- _Task to carry out_
Every line with the string "background" should be gathered.

Extracted data entries:
____________________
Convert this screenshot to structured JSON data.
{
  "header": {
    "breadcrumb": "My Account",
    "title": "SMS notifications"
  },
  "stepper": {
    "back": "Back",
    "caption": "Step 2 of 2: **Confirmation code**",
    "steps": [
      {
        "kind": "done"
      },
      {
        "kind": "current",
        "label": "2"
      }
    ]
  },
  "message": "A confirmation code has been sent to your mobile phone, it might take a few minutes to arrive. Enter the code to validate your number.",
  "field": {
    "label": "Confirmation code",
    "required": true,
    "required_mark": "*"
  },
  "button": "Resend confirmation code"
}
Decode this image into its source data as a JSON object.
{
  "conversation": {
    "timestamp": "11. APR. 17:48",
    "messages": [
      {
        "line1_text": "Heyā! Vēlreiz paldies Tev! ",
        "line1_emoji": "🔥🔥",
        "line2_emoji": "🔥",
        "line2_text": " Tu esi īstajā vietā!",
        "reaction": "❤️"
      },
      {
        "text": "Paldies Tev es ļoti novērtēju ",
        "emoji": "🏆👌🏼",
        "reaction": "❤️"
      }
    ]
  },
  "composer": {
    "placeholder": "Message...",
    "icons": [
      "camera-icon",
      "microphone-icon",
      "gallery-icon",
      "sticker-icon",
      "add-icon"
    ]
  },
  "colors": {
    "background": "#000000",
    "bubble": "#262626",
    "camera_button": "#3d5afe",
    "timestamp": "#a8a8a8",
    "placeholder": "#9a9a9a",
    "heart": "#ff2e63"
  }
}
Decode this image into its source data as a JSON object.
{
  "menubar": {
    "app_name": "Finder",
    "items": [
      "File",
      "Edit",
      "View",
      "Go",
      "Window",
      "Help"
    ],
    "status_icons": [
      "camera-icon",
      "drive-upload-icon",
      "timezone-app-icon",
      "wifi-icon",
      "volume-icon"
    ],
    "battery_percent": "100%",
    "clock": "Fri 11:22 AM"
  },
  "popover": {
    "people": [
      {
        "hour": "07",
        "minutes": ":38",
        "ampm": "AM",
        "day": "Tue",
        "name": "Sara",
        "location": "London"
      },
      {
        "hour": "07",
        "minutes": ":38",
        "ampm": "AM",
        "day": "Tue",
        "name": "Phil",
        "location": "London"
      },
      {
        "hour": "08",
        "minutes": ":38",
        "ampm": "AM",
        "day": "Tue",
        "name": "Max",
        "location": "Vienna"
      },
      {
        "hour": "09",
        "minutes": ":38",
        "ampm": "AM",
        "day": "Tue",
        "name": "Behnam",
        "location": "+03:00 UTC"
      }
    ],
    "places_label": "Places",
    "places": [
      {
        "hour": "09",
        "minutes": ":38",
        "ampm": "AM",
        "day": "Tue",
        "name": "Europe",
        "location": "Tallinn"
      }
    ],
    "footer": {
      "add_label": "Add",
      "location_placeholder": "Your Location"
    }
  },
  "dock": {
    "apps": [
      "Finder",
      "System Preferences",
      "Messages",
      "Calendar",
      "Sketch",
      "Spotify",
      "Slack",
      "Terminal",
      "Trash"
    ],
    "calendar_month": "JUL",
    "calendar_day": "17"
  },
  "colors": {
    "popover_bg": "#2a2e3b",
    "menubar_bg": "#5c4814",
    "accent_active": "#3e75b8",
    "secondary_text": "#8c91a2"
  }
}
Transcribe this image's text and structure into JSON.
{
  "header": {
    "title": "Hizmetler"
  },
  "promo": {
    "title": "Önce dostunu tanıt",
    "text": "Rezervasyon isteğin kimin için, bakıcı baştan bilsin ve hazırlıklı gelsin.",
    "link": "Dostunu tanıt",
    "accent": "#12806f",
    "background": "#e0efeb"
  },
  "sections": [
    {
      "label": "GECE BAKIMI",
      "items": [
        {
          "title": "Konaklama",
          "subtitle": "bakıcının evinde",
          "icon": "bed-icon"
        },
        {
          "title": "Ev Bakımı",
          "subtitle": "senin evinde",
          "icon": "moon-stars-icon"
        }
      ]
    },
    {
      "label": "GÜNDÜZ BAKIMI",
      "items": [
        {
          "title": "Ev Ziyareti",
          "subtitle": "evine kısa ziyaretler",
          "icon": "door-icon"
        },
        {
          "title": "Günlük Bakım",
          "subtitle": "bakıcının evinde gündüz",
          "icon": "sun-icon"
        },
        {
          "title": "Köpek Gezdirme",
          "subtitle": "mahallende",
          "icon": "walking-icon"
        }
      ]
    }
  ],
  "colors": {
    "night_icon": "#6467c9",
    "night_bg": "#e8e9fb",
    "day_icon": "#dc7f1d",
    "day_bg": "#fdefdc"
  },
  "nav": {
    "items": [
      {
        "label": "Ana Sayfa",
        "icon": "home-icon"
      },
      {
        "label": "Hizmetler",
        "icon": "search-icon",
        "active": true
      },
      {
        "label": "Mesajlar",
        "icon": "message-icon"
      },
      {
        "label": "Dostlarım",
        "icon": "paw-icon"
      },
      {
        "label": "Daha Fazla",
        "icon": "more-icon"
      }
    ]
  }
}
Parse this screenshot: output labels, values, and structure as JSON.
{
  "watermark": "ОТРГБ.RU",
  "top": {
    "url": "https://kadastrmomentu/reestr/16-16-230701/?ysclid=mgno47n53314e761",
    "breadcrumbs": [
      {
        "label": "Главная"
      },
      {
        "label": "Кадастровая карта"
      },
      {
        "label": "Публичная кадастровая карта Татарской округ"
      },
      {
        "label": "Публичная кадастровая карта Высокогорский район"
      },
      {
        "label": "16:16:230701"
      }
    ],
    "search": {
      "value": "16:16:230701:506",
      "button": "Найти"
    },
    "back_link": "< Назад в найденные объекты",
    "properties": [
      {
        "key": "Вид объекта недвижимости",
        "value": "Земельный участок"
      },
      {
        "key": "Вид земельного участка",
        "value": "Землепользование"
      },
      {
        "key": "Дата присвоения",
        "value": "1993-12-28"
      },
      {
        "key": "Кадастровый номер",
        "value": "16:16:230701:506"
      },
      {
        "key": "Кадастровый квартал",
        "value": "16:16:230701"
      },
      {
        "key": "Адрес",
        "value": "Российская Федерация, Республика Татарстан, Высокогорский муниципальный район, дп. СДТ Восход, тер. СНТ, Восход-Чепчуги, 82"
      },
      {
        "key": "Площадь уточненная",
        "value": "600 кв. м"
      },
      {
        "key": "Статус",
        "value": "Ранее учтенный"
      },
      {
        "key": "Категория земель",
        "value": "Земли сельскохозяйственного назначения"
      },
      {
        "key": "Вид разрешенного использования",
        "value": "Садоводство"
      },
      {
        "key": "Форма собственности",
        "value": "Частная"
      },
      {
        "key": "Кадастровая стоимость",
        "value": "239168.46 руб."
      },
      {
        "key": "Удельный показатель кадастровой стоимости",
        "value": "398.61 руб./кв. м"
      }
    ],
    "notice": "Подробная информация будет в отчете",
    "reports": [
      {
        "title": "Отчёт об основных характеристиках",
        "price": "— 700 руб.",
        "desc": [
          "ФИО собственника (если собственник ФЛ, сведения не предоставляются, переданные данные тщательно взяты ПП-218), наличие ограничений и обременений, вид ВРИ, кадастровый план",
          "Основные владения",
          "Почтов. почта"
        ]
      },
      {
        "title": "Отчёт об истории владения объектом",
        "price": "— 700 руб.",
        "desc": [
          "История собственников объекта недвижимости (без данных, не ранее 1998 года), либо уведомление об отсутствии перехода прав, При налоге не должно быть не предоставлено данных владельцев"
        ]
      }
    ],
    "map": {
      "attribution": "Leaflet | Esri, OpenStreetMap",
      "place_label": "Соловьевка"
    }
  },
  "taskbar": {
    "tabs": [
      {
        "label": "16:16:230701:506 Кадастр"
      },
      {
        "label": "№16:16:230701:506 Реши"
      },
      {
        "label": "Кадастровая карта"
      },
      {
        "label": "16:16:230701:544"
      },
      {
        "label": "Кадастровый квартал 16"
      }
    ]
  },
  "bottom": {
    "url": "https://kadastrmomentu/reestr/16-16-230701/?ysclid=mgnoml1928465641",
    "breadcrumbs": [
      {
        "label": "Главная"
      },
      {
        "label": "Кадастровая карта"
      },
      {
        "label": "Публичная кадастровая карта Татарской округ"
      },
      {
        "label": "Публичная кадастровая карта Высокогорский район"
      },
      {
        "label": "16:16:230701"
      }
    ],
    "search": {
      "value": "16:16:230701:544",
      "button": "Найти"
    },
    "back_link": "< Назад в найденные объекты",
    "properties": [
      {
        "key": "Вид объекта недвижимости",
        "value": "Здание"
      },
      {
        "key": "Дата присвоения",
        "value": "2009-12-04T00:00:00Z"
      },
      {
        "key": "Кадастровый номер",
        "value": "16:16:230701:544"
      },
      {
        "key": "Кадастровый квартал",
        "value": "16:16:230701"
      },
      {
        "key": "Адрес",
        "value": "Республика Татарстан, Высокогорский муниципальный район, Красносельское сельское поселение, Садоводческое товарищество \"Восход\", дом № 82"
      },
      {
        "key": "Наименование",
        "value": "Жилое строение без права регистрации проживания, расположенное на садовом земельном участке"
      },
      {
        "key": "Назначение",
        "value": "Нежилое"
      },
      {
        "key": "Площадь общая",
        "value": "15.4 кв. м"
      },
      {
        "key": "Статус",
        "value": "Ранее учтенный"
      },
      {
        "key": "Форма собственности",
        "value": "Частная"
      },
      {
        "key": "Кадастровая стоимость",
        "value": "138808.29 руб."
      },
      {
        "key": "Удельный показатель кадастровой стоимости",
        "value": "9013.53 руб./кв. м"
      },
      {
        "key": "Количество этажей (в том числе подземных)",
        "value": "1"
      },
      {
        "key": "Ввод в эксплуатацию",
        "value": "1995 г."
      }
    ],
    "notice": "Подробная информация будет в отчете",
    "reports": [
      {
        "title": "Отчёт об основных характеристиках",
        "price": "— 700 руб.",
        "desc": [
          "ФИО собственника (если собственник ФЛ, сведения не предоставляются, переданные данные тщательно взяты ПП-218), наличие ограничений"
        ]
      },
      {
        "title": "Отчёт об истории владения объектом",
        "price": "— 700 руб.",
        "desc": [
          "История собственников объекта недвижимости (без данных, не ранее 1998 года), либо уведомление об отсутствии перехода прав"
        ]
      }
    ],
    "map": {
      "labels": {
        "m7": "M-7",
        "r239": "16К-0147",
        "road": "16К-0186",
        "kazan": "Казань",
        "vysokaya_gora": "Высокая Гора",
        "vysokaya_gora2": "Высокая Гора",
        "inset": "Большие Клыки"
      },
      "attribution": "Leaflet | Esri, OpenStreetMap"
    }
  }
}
____________________
- _Complete output_
    "background": "#000000",
    "background": "#e0efeb"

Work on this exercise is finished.